[Instruction] Select all lines holding the word "down" from the entries that follow.

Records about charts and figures
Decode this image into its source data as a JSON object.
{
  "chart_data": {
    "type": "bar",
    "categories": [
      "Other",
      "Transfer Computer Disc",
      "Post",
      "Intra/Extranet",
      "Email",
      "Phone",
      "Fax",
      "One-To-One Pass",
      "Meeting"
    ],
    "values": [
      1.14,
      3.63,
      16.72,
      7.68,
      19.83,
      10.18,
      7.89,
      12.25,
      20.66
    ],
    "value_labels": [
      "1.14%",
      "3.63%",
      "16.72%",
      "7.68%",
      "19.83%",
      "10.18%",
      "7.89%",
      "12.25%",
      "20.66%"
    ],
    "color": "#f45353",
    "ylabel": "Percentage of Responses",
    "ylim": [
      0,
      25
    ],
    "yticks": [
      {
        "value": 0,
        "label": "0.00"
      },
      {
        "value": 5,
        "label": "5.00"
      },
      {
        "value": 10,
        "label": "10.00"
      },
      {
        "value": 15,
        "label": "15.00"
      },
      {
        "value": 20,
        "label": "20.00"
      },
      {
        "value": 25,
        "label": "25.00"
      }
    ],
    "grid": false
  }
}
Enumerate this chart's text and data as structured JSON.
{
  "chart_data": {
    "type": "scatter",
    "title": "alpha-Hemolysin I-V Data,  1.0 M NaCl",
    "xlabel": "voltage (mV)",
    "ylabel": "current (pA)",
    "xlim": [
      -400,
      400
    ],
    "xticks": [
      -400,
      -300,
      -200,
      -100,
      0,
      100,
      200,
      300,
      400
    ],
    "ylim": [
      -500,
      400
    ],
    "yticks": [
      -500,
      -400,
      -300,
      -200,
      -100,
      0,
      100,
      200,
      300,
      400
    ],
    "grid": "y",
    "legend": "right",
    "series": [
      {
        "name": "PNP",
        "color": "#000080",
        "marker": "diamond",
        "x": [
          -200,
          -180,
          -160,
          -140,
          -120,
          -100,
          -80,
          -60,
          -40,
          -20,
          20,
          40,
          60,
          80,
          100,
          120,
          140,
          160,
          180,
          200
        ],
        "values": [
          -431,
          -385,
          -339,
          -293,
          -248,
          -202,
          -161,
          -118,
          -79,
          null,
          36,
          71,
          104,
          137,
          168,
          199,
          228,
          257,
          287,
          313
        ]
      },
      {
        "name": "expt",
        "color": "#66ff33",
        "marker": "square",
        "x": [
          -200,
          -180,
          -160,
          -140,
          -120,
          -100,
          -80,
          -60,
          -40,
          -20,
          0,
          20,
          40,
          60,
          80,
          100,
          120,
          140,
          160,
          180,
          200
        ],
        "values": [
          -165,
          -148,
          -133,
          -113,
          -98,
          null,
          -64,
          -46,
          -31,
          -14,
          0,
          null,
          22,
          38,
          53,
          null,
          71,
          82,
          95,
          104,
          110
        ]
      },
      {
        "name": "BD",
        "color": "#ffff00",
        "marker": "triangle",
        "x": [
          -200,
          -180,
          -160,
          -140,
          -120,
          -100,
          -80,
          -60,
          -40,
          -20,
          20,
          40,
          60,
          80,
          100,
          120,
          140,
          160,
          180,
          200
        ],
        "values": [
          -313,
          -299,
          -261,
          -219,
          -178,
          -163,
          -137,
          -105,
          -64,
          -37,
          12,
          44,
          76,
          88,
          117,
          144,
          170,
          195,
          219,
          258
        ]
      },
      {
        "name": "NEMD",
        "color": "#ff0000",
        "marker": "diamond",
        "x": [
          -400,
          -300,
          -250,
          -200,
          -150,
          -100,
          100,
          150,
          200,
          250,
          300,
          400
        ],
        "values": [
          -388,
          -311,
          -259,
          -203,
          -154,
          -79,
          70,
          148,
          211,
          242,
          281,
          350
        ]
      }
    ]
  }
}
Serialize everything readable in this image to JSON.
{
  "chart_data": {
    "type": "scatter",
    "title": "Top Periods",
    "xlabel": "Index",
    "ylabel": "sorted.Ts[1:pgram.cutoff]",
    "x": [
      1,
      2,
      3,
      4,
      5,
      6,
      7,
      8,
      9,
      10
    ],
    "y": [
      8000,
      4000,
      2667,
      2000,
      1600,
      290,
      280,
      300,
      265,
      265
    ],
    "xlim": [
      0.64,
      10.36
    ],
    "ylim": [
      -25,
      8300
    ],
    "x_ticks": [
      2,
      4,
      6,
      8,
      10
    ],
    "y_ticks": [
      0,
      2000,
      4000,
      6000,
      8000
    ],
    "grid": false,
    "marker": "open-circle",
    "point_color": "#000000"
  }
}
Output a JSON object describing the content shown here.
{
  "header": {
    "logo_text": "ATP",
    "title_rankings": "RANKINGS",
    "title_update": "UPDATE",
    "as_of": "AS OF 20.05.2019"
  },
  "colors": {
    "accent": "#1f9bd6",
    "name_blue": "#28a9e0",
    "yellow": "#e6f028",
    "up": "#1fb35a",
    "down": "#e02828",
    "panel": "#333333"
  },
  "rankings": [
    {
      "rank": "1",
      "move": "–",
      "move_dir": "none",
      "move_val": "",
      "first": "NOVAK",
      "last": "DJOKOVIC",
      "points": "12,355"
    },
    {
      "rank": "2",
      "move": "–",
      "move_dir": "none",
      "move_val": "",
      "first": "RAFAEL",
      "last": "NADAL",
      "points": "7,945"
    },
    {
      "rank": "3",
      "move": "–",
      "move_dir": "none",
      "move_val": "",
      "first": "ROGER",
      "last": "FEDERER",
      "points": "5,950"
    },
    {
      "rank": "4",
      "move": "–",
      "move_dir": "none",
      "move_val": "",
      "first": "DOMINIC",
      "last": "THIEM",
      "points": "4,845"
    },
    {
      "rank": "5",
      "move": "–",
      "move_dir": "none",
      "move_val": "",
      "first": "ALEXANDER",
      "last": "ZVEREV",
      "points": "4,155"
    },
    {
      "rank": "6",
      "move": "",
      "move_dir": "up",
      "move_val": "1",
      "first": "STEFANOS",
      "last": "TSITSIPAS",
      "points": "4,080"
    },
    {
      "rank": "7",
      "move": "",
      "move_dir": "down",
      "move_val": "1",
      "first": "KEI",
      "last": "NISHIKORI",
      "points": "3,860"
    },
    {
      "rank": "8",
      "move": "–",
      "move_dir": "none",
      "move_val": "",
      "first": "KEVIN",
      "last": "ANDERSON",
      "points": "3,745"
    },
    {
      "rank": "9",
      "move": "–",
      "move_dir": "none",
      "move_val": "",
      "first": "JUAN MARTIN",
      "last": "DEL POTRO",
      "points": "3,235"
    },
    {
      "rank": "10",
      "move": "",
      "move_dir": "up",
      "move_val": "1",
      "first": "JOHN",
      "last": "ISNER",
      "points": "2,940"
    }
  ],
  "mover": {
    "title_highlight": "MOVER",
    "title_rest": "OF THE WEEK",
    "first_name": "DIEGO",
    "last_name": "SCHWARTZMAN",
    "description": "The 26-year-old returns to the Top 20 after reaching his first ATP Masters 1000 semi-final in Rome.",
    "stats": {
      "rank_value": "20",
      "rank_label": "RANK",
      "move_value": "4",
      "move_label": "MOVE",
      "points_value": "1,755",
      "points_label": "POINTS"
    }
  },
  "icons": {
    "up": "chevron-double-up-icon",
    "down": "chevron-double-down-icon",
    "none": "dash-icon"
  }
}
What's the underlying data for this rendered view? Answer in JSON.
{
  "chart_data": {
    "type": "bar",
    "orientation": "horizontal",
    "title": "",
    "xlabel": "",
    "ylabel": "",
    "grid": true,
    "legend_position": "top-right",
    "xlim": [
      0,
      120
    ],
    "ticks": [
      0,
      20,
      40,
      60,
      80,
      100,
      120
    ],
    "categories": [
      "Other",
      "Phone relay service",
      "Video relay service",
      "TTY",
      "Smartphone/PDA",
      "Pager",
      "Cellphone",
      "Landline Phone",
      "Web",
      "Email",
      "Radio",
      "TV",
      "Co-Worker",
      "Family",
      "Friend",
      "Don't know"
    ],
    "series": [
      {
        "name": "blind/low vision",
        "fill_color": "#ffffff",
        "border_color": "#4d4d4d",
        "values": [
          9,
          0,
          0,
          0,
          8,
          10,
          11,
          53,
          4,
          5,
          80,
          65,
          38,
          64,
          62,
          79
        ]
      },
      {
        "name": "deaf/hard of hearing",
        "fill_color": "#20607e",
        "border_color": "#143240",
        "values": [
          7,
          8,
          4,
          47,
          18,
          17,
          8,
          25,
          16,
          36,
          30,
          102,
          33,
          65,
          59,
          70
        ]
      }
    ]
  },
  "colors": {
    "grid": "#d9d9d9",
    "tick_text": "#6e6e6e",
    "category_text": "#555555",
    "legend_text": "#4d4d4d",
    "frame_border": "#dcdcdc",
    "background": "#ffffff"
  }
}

[Solution to this exercise]
    "down": "#e02828",
      "move_dir": "down",
    "down": "chevron-double-down-icon",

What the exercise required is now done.